## Problem statement:
Render every line of the entries below as a numbered list, leaving out any blank lines.
═══ Supplied material
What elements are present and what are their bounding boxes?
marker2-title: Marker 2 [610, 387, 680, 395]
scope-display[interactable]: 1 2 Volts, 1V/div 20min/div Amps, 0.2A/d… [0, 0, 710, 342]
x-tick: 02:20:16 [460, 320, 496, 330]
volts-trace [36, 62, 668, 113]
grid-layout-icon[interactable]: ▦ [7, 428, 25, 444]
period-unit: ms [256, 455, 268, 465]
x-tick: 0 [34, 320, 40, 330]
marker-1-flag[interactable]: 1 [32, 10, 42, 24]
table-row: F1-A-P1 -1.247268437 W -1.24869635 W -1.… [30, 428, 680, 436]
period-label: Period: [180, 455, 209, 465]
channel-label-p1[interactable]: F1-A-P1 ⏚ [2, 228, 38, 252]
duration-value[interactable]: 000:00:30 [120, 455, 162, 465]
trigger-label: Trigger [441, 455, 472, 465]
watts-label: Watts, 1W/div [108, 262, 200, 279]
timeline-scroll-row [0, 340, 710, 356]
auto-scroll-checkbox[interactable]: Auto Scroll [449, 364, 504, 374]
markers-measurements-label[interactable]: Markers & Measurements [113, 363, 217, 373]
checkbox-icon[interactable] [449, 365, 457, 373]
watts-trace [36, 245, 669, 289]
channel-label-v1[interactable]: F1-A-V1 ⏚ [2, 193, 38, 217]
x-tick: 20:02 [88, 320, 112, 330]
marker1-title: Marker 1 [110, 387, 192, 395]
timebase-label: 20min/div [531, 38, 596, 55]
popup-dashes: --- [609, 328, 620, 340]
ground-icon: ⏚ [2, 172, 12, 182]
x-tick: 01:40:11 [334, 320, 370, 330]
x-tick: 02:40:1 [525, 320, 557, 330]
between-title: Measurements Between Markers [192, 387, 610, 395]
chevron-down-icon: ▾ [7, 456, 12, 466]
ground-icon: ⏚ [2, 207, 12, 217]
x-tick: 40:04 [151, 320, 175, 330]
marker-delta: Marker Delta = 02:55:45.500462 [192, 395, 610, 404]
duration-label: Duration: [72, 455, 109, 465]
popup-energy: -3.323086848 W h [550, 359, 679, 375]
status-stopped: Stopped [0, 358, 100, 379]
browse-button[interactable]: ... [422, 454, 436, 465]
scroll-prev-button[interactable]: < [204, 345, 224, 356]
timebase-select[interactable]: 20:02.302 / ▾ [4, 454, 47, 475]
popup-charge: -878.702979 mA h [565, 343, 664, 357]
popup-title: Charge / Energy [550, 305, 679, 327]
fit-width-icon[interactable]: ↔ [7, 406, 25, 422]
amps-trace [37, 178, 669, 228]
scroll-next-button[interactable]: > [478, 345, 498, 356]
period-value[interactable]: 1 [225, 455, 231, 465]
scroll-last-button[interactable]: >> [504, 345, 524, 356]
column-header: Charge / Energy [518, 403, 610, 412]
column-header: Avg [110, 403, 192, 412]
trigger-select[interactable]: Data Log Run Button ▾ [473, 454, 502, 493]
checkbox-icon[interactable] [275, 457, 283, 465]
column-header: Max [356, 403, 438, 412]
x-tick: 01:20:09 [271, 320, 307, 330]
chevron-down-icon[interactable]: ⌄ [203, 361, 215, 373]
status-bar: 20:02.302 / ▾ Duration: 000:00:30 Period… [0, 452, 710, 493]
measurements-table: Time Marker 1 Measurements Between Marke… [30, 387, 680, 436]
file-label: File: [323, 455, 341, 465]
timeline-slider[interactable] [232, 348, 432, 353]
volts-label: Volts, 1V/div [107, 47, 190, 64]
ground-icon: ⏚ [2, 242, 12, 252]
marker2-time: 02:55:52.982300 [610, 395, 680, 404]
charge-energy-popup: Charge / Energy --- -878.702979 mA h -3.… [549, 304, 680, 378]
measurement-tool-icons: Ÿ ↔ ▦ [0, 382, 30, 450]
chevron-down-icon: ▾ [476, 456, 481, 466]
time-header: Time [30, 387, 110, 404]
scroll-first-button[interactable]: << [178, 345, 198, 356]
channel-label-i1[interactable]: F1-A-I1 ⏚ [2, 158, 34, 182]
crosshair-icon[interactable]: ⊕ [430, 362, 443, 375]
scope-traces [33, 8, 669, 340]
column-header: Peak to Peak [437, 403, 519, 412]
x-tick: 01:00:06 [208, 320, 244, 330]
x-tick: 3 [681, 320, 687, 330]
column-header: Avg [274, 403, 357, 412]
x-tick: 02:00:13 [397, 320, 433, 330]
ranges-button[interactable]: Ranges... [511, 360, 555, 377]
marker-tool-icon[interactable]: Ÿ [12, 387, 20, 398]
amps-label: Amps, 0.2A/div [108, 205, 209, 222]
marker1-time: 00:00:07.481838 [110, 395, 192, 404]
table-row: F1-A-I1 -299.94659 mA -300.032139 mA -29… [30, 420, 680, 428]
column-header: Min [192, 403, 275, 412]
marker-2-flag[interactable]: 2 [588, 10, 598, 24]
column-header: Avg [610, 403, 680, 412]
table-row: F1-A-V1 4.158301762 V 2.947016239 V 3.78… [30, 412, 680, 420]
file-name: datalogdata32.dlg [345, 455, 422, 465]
══════
## Problem solution:
1. What elements are present and what are their bounding boxes?
2. marker2-title: Marker 2 [610, 387, 680, 395]
3. scope-display[interactable]: 1 2 Volts, 1V/div 20min/div Amps, 0.2A/d… [0, 0, 710, 342]
4. x-tick: 02:20:16 [460, 320, 496, 330]
5. volts-trace [36, 62, 668, 113]
6. grid-layout-icon[interactable]: ▦ [7, 428, 25, 444]
7. period-unit: ms [256, 455, 268, 465]
8. x-tick: 0 [34, 320, 40, 330]
9. marker-1-flag[interactable]: 1 [32, 10, 42, 24]
10. table-row: F1-A-P1 -1.247268437 W -1.24869635 W -1.… [30, 428, 680, 436]
11. period-label: Period: [180, 455, 209, 465]
12. channel-label-p1[interactable]: F1-A-P1 ⏚ [2, 228, 38, 252]
13. duration-value[interactable]: 000:00:30 [120, 455, 162, 465]
14. trigger-label: Trigger [441, 455, 472, 465]
15. watts-label: Watts, 1W/div [108, 262, 200, 279]
16. timeline-scroll-row [0, 340, 710, 356]
17. auto-scroll-checkbox[interactable]: Auto Scroll [449, 364, 504, 374]
18. markers-measurements-label[interactable]: Markers & Measurements [113, 363, 217, 373]
19. checkbox-icon[interactable] [449, 365, 457, 373]
20. watts-trace [36, 245, 669, 289]
21. channel-label-v1[interactable]: F1-A-V1 ⏚ [2, 193, 38, 217]
22. x-tick: 20:02 [88, 320, 112, 330]
23. marker1-title: Marker 1 [110, 387, 192, 395]
24. timebase-label: 20min/div [531, 38, 596, 55]
25. popup-dashes: --- [609, 328, 620, 340]
26. ground-icon: ⏚ [2, 172, 12, 182]
27. x-tick: 01:40:11 [334, 320, 370, 330]
28. x-tick: 02:40:1 [525, 320, 557, 330]
29. between-title: Measurements Between Markers [192, 387, 610, 395]
30. chevron-down-icon: ▾ [7, 456, 12, 466]
31. ground-icon: ⏚ [2, 207, 12, 217]
32. x-tick: 40:04 [151, 320, 175, 330]
33. marker-delta: Marker Delta = 02:55:45.500462 [192, 395, 610, 404]
34. duration-label: Duration: [72, 455, 109, 465]
35. popup-energy: -3.323086848 W h [550, 359, 679, 375]
36. status-stopped: Stopped [0, 358, 100, 379]
37. browse-button[interactable]: ... [422, 454, 436, 465]
38. scroll-prev-button[interactable]: < [204, 345, 224, 356]
39. timebase-select[interactable]: 20:02.302 / ▾ [4, 454, 47, 475]
40. popup-charge: -878.702979 mA h [565, 343, 664, 357]
41. popup-title: Charge / Energy [550, 305, 679, 327]
42. fit-width-icon[interactable]: ↔ [7, 406, 25, 422]
43. amps-trace [37, 178, 669, 228]
44. scroll-next-button[interactable]: > [478, 345, 498, 356]
45. period-value[interactable]: 1 [225, 455, 231, 465]
46. scroll-last-button[interactable]: >> [504, 345, 524, 356]
47. column-header: Charge / Energy [518, 403, 610, 412]
48. column-header: Avg [110, 403, 192, 412]
49. trigger-select[interactable]: Data Log Run Button ▾ [473, 454, 502, 493]
50. checkbox-icon[interactable] [275, 457, 283, 465]
51. column-header: Max [356, 403, 438, 412]
52. x-tick: 01:20:09 [271, 320, 307, 330]
53. chevron-down-icon[interactable]: ⌄ [203, 361, 215, 373]
54. status-bar: 20:02.302 / ▾ Duration: 000:00:30 Period… [0, 452, 710, 493]
55. measurements-table: Time Marker 1 Measurements Between Marke… [30, 387, 680, 436]
56. file-label: File: [323, 455, 341, 465]
57. timeline-slider[interactable] [232, 348, 432, 353]
58. volts-label: Volts, 1V/div [107, 47, 190, 64]
59. ground-icon: ⏚ [2, 242, 12, 252]
60. marker2-time: 02:55:52.982300 [610, 395, 680, 404]
61. charge-energy-popup: Charge / Energy --- -878.702979 mA h -3.… [549, 304, 680, 378]
62. measurement-tool-icons: Ÿ ↔ ▦ [0, 382, 30, 450]
63. chevron-down-icon: ▾ [476, 456, 481, 466]
64. time-header: Time [30, 387, 110, 404]
65. scroll-first-button[interactable]: << [178, 345, 198, 356]
66. channel-label-i1[interactable]: F1-A-I1 ⏚ [2, 158, 34, 182]
67. crosshair-icon[interactable]: ⊕ [430, 362, 443, 375]
68. scope-traces [33, 8, 669, 340]
69. column-header: Peak to Peak [437, 403, 519, 412]
70. x-tick: 01:00:06 [208, 320, 244, 330]
71. x-tick: 3 [681, 320, 687, 330]
72. column-header: Avg [274, 403, 357, 412]
73. x-tick: 02:00:13 [397, 320, 433, 330]
74. ranges-button[interactable]: Ranges... [511, 360, 555, 377]
75. marker-tool-icon[interactable]: Ÿ [12, 387, 20, 398]
76. amps-label: Amps, 0.2A/div [108, 205, 209, 222]
77. marker1-time: 00:00:07.481838 [110, 395, 192, 404]
78. table-row: F1-A-I1 -299.94659 mA -300.032139 mA -29… [30, 420, 680, 428]
79. column-header: Min [192, 403, 275, 412]
80. marker-2-flag[interactable]: 2 [588, 10, 598, 24]
81. column-header: Avg [610, 403, 680, 412]
82. table-row: F1-A-V1 4.158301762 V 2.947016239 V 3.78… [30, 412, 680, 420]
83. file-name: datalogdata32.dlg [345, 455, 422, 465]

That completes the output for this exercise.